■ **GOAL OF THE EXERCISE**
Extract every line that contains the word "disk".
____
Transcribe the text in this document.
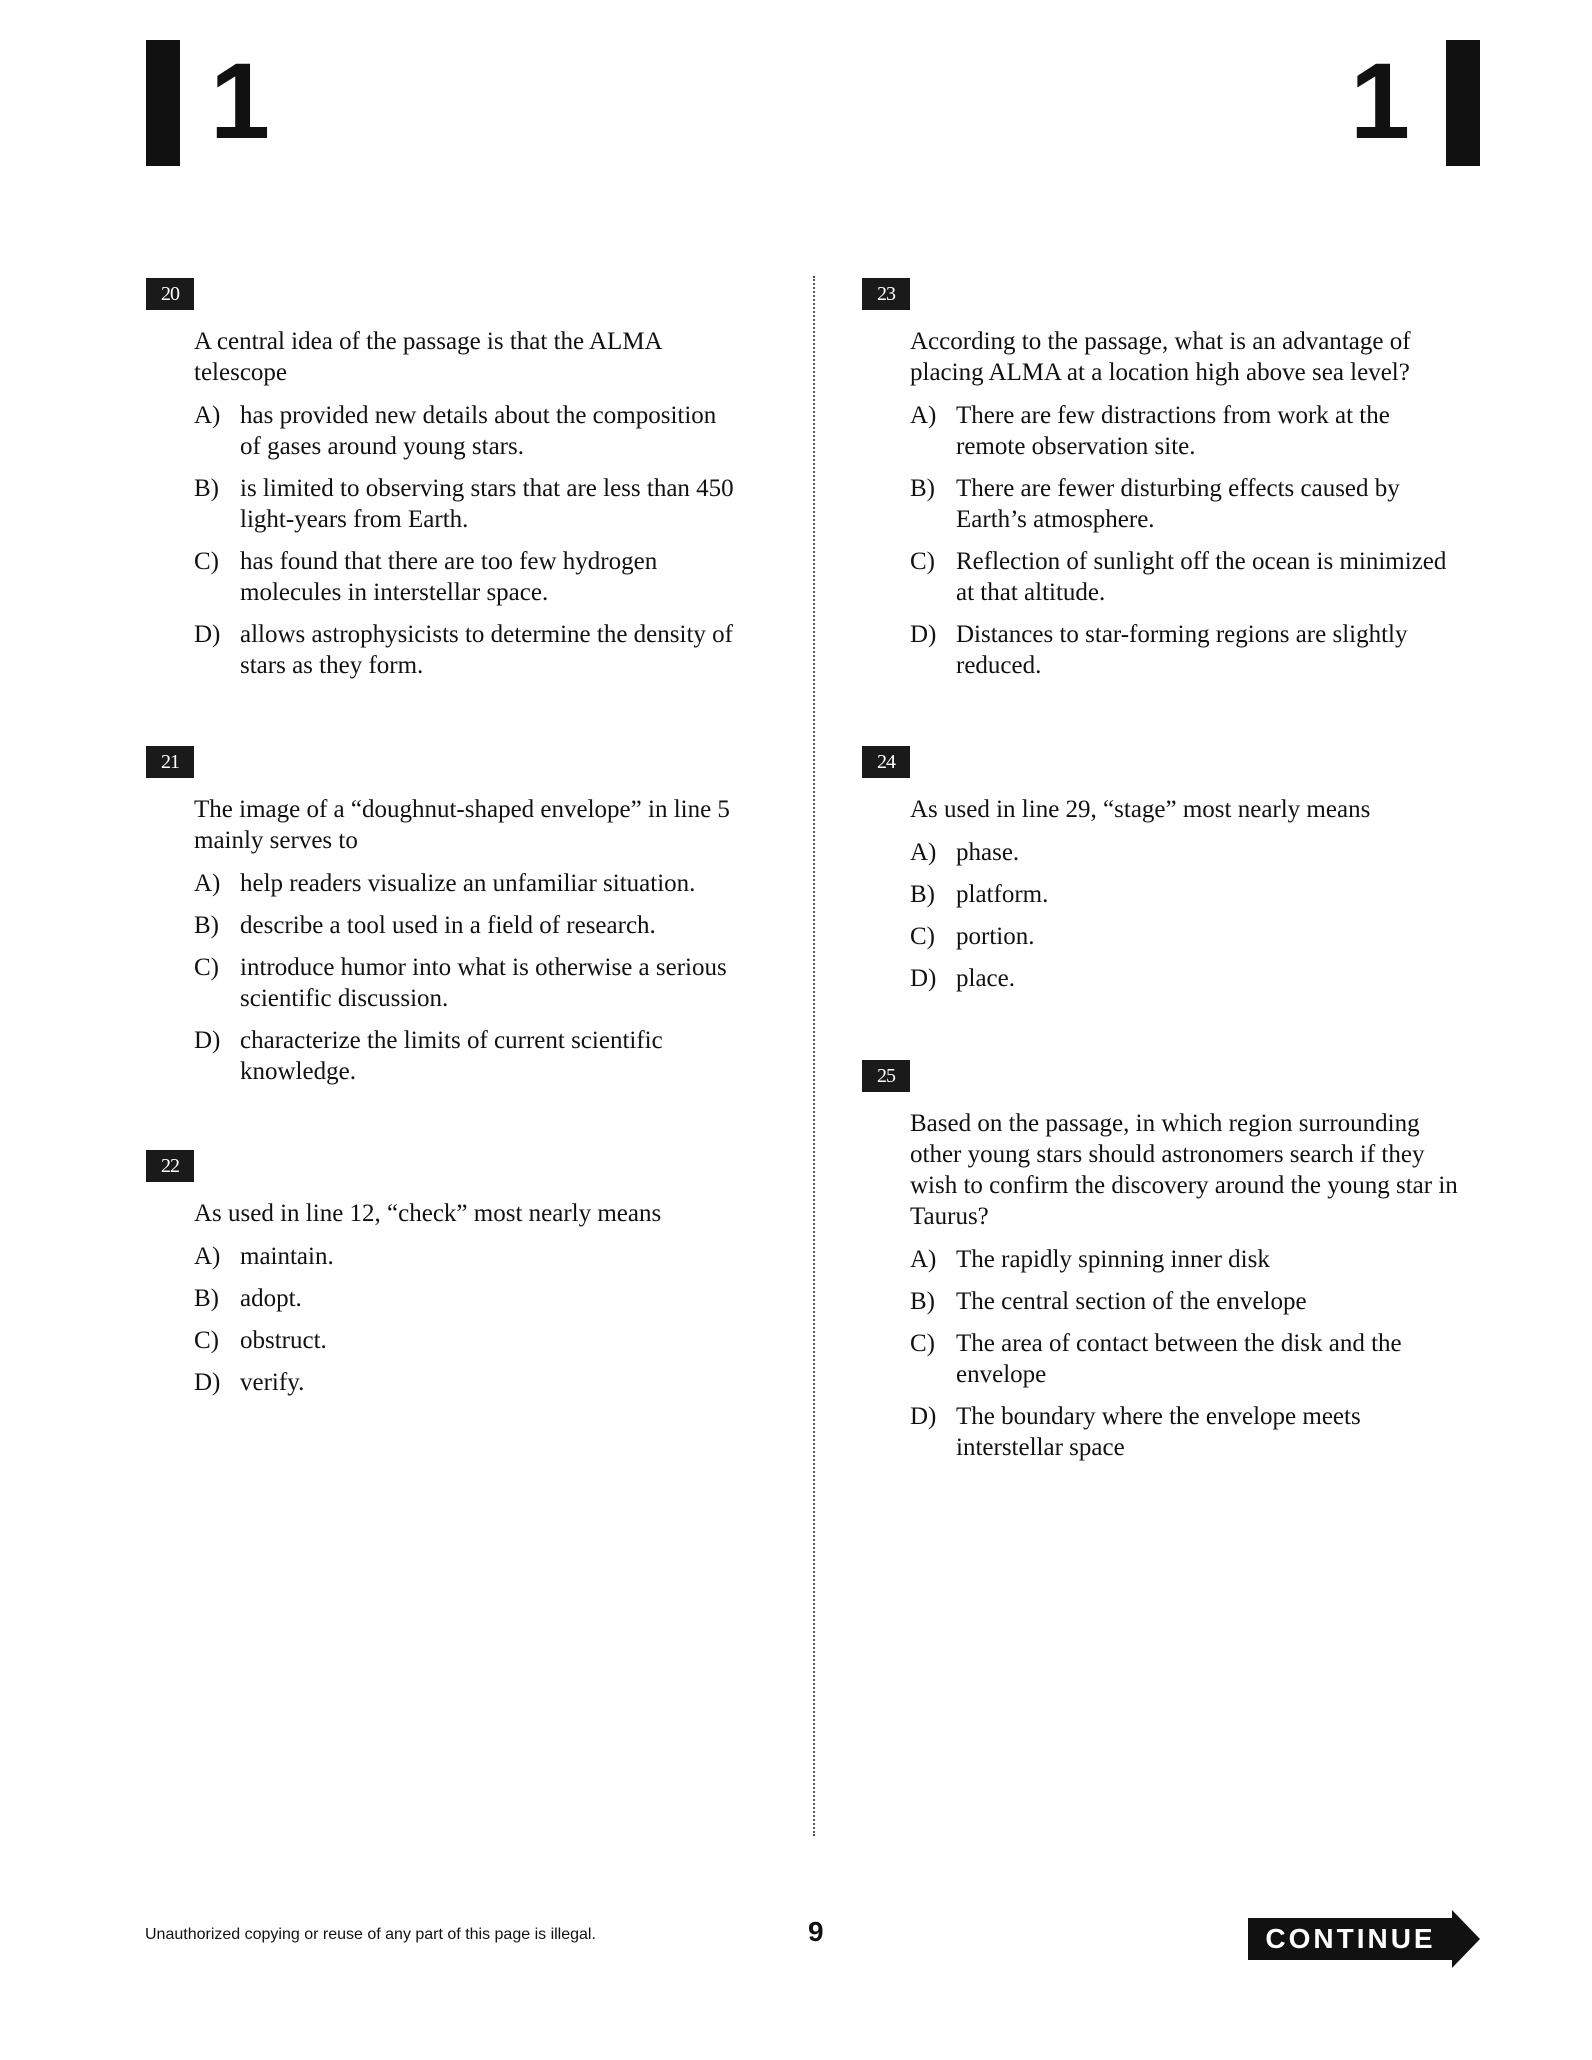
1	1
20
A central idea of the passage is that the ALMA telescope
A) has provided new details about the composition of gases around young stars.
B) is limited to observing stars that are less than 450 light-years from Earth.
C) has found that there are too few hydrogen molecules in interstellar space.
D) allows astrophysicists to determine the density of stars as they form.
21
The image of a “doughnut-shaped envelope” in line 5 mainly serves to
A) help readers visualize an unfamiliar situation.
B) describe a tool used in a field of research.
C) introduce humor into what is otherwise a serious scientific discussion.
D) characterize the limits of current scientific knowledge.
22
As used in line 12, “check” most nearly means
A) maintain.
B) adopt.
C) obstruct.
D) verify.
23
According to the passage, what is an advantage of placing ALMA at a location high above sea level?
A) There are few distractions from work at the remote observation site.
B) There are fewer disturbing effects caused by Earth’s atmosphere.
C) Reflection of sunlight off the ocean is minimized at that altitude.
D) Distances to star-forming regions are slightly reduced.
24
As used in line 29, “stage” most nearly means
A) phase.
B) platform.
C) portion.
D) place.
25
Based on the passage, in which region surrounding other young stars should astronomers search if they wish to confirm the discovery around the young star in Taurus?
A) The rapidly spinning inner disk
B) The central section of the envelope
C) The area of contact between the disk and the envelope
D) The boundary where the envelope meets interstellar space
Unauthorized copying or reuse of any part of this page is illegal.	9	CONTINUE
____
■ **TASK OUTPUT**
A) The rapidly spinning inner disk
C) The area of contact between the disk and the envelope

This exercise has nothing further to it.